DATA SECTION:
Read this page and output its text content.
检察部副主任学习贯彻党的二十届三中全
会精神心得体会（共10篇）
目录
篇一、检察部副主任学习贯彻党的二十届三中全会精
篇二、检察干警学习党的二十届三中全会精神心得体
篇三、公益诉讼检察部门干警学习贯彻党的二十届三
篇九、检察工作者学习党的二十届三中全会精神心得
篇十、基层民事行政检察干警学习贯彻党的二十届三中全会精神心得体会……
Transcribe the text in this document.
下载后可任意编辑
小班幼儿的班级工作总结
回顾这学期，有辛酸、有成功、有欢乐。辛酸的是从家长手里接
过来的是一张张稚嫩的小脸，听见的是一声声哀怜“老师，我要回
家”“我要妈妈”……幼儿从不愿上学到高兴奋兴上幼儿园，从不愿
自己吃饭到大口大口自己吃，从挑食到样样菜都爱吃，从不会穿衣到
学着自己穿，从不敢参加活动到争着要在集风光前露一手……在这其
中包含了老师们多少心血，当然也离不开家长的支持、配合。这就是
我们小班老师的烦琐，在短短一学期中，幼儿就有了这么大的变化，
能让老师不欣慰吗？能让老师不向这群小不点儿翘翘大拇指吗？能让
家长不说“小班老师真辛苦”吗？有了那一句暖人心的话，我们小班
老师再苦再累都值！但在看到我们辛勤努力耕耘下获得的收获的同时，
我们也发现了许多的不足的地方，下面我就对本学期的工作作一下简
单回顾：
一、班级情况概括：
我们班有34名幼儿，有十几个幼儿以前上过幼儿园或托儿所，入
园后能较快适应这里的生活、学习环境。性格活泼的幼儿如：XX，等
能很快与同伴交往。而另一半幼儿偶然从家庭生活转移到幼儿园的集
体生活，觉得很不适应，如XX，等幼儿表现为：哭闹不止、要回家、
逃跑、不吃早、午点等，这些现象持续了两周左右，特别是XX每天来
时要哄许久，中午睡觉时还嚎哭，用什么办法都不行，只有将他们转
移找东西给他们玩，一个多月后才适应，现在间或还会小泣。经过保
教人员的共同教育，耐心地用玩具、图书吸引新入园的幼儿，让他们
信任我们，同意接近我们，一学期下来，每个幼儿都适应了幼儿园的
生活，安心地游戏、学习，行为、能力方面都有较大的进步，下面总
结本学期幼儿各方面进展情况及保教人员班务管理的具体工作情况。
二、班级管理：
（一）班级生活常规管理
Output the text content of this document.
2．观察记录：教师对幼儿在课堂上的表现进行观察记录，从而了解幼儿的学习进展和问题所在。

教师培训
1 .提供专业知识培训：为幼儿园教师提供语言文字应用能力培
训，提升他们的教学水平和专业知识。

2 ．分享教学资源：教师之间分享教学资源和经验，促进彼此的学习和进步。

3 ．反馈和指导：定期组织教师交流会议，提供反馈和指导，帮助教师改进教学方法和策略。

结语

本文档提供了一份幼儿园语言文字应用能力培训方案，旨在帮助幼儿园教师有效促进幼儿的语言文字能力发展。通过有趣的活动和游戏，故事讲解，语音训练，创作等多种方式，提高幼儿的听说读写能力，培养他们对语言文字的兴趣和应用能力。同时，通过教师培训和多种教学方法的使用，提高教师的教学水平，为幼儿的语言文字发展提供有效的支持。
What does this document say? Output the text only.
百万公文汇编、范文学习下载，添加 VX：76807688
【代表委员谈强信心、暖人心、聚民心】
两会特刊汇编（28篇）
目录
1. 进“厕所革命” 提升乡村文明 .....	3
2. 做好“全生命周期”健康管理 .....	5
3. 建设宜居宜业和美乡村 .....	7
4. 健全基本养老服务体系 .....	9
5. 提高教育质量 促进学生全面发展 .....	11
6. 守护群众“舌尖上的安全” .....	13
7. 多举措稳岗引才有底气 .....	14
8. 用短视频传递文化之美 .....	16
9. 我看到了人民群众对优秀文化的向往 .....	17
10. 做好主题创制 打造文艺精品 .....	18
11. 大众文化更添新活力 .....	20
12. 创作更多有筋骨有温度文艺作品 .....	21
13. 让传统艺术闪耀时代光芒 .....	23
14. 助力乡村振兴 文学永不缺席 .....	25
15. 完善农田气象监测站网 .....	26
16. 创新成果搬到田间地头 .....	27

AIM OF THE EXERCISE:
Quote exactly and only the lines from the one holding "Output the text content of this document." through the end of the data.

WRITTEN RESPONSE:
Output the text content of this document.
2．观察记录：教师对幼儿在课堂上的表现进行观察记录，从而了解幼儿的学习进展和问题所在。

教师培训
1 .提供专业知识培训：为幼儿园教师提供语言文字应用能力培
训，提升他们的教学水平和专业知识。

2 ．分享教学资源：教师之间分享教学资源和经验，促进彼此的学习和进步。

3 ．反馈和指导：定期组织教师交流会议，提供反馈和指导，帮助教师改进教学方法和策略。

结语

本文档提供了一份幼儿园语言文字应用能力培训方案，旨在帮助幼儿园教师有效促进幼儿的语言文字能力发展。通过有趣的活动和游戏，故事讲解，语音训练，创作等多种方式，提高幼儿的听说读写能力，培养他们对语言文字的兴趣和应用能力。同时，通过教师培训和多种教学方法的使用，提高教师的教学水平，为幼儿的语言文字发展提供有效的支持。
What does this document say? Output the text only.
百万公文汇编、范文学习下载，添加 VX：76807688
【代表委员谈强信心、暖人心、聚民心】
两会特刊汇编（28篇）
目录
1. 进“厕所革命” 提升乡村文明 .....	3
2. 做好“全生命周期”健康管理 .....	5
3. 建设宜居宜业和美乡村 .....	7
4. 健全基本养老服务体系 .....	9
5. 提高教育质量 促进学生全面发展 .....	11
6. 守护群众“舌尖上的安全” .....	13
7. 多举措稳岗引才有底气 .....	14
8. 用短视频传递文化之美 .....	16
9. 我看到了人民群众对优秀文化的向往 .....	17
10. 做好主题创制 打造文艺精品 .....	18
11. 大众文化更添新活力 .....	20
12. 创作更多有筋骨有温度文艺作品 .....	21
13. 让传统艺术闪耀时代光芒 .....	23
14. 助力乡村振兴 文学永不缺席 .....	25
15. 完善农田气象监测站网 .....	26
16. 创新成果搬到田间地头 .....	27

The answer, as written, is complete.